● **Request**:
Below is a block of records. Copy every line in it that contains the word "Syntax".

Entries from a dataset:
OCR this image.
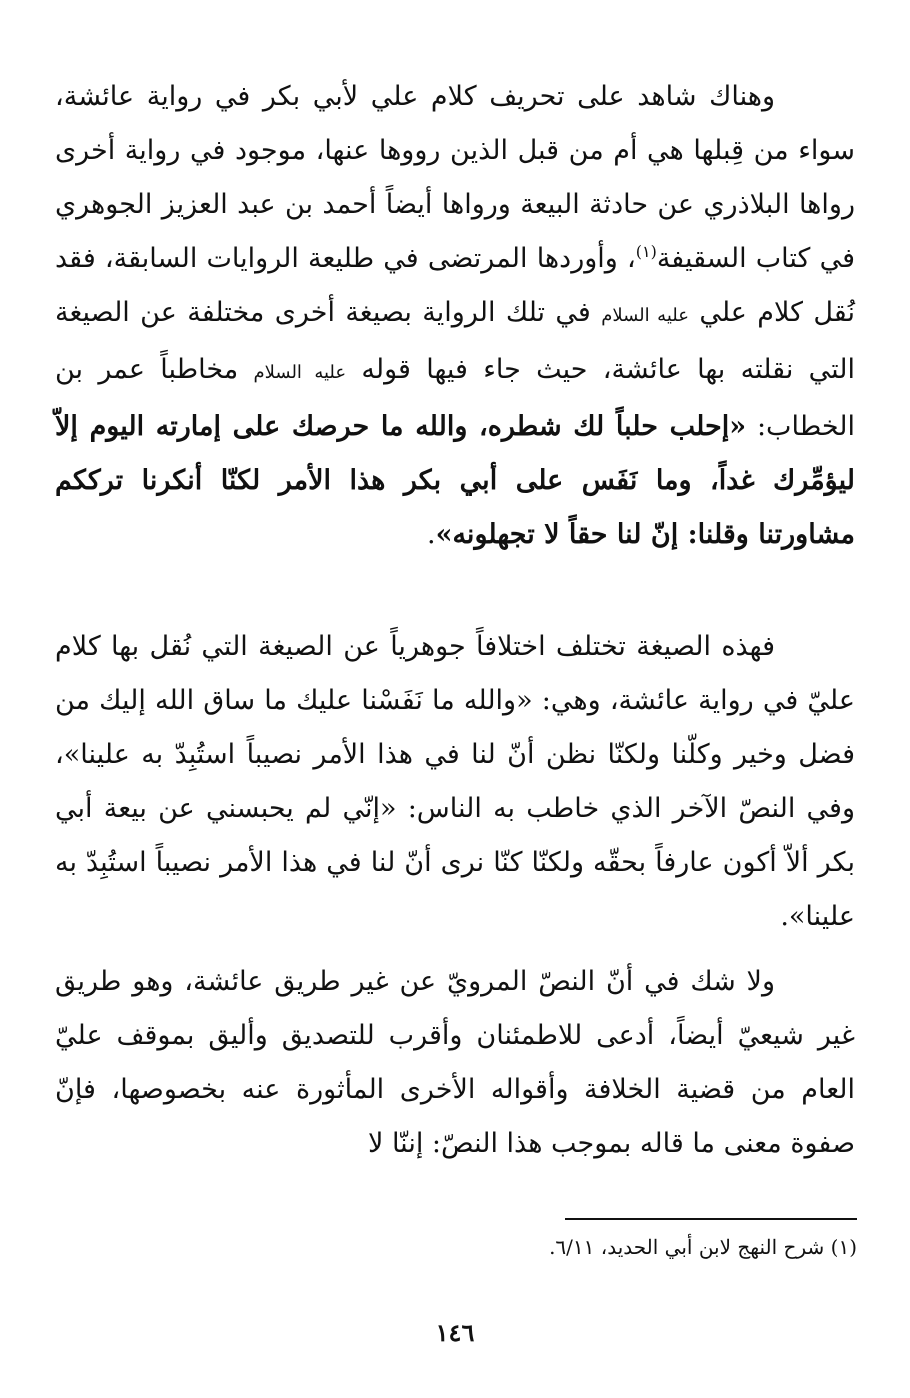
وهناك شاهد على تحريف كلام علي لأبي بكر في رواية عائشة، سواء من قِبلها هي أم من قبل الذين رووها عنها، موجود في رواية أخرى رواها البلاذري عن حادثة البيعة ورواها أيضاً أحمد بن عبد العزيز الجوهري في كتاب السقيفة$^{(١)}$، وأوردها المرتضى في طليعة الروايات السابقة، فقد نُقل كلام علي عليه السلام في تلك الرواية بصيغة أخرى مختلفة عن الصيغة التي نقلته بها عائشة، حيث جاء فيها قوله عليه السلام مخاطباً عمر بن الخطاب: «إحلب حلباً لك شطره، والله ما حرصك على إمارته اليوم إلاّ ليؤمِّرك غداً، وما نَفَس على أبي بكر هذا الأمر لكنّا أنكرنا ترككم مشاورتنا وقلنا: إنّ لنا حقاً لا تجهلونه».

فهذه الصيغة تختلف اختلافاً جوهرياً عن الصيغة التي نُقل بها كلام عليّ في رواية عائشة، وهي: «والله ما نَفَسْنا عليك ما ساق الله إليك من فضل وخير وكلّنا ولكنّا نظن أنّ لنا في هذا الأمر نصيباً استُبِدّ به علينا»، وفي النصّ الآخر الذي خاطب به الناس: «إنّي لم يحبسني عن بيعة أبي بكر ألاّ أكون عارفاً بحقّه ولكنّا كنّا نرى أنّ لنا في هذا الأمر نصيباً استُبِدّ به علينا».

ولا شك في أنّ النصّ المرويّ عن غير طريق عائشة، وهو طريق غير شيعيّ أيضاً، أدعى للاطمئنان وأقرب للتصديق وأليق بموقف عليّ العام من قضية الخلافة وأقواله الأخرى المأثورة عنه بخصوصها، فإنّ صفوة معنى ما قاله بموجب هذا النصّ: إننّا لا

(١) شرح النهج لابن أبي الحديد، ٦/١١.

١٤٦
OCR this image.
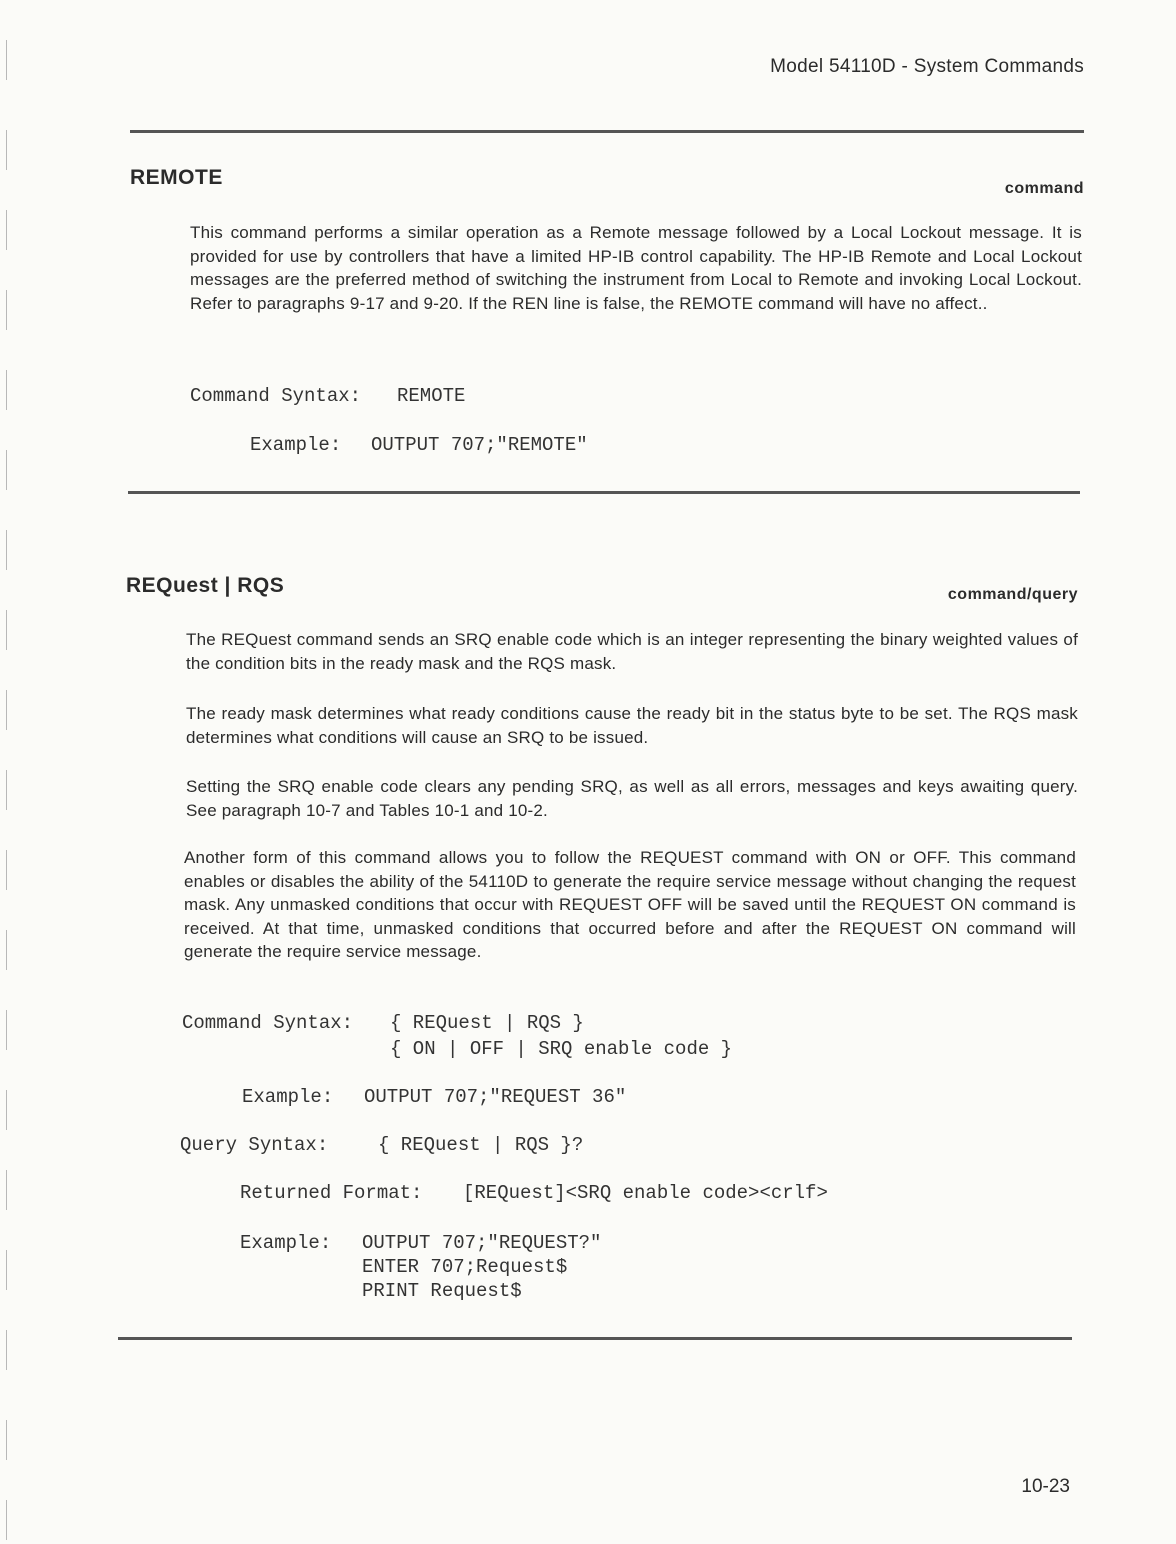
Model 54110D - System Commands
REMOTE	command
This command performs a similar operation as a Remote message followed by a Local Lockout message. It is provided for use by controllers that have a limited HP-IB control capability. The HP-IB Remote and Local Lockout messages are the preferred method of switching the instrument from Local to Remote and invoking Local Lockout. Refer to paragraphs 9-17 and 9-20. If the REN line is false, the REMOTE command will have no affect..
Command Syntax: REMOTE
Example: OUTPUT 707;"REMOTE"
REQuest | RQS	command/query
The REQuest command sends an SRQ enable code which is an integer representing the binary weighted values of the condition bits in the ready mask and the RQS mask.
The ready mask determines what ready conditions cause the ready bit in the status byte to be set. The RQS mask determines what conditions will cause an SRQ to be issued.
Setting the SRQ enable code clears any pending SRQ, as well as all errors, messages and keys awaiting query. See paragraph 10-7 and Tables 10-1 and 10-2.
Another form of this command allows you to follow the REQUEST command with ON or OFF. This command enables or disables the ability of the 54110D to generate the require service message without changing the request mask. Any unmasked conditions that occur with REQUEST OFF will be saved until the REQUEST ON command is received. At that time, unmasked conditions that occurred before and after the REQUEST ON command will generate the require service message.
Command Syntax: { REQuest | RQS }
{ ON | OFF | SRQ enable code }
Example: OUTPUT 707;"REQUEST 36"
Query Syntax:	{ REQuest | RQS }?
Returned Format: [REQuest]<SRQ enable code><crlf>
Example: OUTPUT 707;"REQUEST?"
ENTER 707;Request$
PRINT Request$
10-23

● **Solution to this exercise**:
Command Syntax: REMOTE
Command Syntax: { REQuest | RQS }
Query Syntax:	{ REQuest | RQS }?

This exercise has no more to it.